The records that follow must be reproduced in full, exactly as written.
** begin Listed records **
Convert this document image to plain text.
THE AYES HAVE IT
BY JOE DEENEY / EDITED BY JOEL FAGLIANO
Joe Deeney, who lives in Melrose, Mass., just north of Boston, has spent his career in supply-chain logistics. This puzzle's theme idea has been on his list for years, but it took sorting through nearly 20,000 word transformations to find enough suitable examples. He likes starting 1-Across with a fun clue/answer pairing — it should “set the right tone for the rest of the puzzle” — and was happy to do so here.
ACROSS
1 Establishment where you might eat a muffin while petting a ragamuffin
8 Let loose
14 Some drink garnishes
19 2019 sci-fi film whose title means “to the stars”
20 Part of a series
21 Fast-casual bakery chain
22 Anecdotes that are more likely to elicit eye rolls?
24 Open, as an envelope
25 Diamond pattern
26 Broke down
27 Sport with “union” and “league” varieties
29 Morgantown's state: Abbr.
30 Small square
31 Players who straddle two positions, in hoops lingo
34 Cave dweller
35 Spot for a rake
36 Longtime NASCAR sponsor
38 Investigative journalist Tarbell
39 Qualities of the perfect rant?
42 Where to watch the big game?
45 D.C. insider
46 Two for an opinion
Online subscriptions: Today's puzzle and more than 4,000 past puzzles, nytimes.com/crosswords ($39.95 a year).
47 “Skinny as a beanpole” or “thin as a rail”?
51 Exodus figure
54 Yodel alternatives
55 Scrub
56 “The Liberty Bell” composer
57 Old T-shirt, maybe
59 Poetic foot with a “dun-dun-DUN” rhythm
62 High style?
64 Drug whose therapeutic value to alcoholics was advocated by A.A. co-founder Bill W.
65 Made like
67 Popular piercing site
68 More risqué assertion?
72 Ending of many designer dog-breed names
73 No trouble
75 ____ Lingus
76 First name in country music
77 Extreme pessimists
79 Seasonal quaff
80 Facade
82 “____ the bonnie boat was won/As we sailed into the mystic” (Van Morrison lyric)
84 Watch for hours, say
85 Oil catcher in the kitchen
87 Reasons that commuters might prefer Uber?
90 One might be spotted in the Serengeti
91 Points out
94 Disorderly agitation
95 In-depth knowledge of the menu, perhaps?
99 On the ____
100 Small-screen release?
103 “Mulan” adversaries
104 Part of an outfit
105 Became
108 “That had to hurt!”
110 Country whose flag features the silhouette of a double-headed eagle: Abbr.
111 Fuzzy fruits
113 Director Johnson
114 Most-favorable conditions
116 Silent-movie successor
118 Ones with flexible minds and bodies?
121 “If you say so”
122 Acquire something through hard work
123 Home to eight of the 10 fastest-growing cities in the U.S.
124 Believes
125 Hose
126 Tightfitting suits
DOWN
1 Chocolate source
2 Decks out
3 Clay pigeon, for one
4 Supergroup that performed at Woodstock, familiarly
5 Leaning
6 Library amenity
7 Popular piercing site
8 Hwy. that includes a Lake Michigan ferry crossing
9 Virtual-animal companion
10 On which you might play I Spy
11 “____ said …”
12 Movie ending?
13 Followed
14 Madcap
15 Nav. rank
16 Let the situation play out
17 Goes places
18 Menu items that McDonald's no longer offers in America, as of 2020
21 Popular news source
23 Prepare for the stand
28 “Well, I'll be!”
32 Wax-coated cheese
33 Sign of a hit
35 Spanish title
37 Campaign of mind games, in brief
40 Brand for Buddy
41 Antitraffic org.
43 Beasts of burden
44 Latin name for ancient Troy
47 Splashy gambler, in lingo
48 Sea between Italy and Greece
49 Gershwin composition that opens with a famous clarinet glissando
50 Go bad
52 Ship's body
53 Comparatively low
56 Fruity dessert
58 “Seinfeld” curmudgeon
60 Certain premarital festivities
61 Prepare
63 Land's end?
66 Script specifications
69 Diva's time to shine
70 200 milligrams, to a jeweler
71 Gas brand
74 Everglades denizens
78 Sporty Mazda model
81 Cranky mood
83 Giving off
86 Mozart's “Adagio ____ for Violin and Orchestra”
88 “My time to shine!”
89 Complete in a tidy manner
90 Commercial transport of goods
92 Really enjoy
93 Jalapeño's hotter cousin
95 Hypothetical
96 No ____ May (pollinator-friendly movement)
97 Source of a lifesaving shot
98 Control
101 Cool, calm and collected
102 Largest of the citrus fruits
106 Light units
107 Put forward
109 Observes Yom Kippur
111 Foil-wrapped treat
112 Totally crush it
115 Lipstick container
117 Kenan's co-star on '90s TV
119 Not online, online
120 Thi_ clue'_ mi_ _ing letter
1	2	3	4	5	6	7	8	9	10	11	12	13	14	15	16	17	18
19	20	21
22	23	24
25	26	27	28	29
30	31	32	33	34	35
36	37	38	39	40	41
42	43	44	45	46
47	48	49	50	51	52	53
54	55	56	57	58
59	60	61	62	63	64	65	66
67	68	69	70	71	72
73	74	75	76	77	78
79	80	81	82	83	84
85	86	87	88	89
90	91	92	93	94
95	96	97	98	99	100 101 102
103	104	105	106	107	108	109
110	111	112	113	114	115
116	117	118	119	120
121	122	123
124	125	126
** end Listed records **
Written solution:
Convert this document image to plain text.
THE AYES HAVE IT
BY JOE DEENEY / EDITED BY JOEL FAGLIANO
Joe Deeney, who lives in Melrose, Mass., just north of Boston, has spent his career in supply-chain logistics. This puzzle's theme idea has been on his list for years, but it took sorting through nearly 20,000 word transformations to find enough suitable examples. He likes starting 1-Across with a fun clue/answer pairing — it should “set the right tone for the rest of the puzzle” — and was happy to do so here.
ACROSS
1 Establishment where you might eat a muffin while petting a ragamuffin
8 Let loose
14 Some drink garnishes
19 2019 sci-fi film whose title means “to the stars”
20 Part of a series
21 Fast-casual bakery chain
22 Anecdotes that are more likely to elicit eye rolls?
24 Open, as an envelope
25 Diamond pattern
26 Broke down
27 Sport with “union” and “league” varieties
29 Morgantown's state: Abbr.
30 Small square
31 Players who straddle two positions, in hoops lingo
34 Cave dweller
35 Spot for a rake
36 Longtime NASCAR sponsor
38 Investigative journalist Tarbell
39 Qualities of the perfect rant?
42 Where to watch the big game?
45 D.C. insider
46 Two for an opinion
Online subscriptions: Today's puzzle and more than 4,000 past puzzles, nytimes.com/crosswords ($39.95 a year).
47 “Skinny as a beanpole” or “thin as a rail”?
51 Exodus figure
54 Yodel alternatives
55 Scrub
56 “The Liberty Bell” composer
57 Old T-shirt, maybe
59 Poetic foot with a “dun-dun-DUN” rhythm
62 High style?
64 Drug whose therapeutic value to alcoholics was advocated by A.A. co-founder Bill W.
65 Made like
67 Popular piercing site
68 More risqué assertion?
72 Ending of many designer dog-breed names
73 No trouble
75 ____ Lingus
76 First name in country music
77 Extreme pessimists
79 Seasonal quaff
80 Facade
82 “____ the bonnie boat was won/As we sailed into the mystic” (Van Morrison lyric)
84 Watch for hours, say
85 Oil catcher in the kitchen
87 Reasons that commuters might prefer Uber?
90 One might be spotted in the Serengeti
91 Points out
94 Disorderly agitation
95 In-depth knowledge of the menu, perhaps?
99 On the ____
100 Small-screen release?
103 “Mulan” adversaries
104 Part of an outfit
105 Became
108 “That had to hurt!”
110 Country whose flag features the silhouette of a double-headed eagle: Abbr.
111 Fuzzy fruits
113 Director Johnson
114 Most-favorable conditions
116 Silent-movie successor
118 Ones with flexible minds and bodies?
121 “If you say so”
122 Acquire something through hard work
123 Home to eight of the 10 fastest-growing cities in the U.S.
124 Believes
125 Hose
126 Tightfitting suits
DOWN
1 Chocolate source
2 Decks out
3 Clay pigeon, for one
4 Supergroup that performed at Woodstock, familiarly
5 Leaning
6 Library amenity
7 Popular piercing site
8 Hwy. that includes a Lake Michigan ferry crossing
9 Virtual-animal companion
10 On which you might play I Spy
11 “____ said …”
12 Movie ending?
13 Followed
14 Madcap
15 Nav. rank
16 Let the situation play out
17 Goes places
18 Menu items that McDonald's no longer offers in America, as of 2020
21 Popular news source
23 Prepare for the stand
28 “Well, I'll be!”
32 Wax-coated cheese
33 Sign of a hit
35 Spanish title
37 Campaign of mind games, in brief
40 Brand for Buddy
41 Antitraffic org.
43 Beasts of burden
44 Latin name for ancient Troy
47 Splashy gambler, in lingo
48 Sea between Italy and Greece
49 Gershwin composition that opens with a famous clarinet glissando
50 Go bad
52 Ship's body
53 Comparatively low
56 Fruity dessert
58 “Seinfeld” curmudgeon
60 Certain premarital festivities
61 Prepare
63 Land's end?
66 Script specifications
69 Diva's time to shine
70 200 milligrams, to a jeweler
71 Gas brand
74 Everglades denizens
78 Sporty Mazda model
81 Cranky mood
83 Giving off
86 Mozart's “Adagio ____ for Violin and Orchestra”
88 “My time to shine!”
89 Complete in a tidy manner
90 Commercial transport of goods
92 Really enjoy
93 Jalapeño's hotter cousin
95 Hypothetical
96 No ____ May (pollinator-friendly movement)
97 Source of a lifesaving shot
98 Control
101 Cool, calm and collected
102 Largest of the citrus fruits
106 Light units
107 Put forward
109 Observes Yom Kippur
111 Foil-wrapped treat
112 Totally crush it
115 Lipstick container
117 Kenan's co-star on '90s TV
119 Not online, online
120 Thi_ clue'_ mi_ _ing letter
1	2	3	4	5	6	7	8	9	10	11	12	13	14	15	16	17	18
19	20	21
22	23	24
25	26	27	28	29
30	31	32	33	34	35
36	37	38	39	40	41
42	43	44	45	46
47	48	49	50	51	52	53
54	55	56	57	58
59	60	61	62	63	64	65	66
67	68	69	70	71	72
73	74	75	76	77	78
79	80	81	82	83	84
85	86	87	88	89
90	91	92	93	94
95	96	97	98	99	100 101 102
103	104	105	106	107	108	109
110	111	112	113	114	115
116	117	118	119	120
121	122	123
124	125	126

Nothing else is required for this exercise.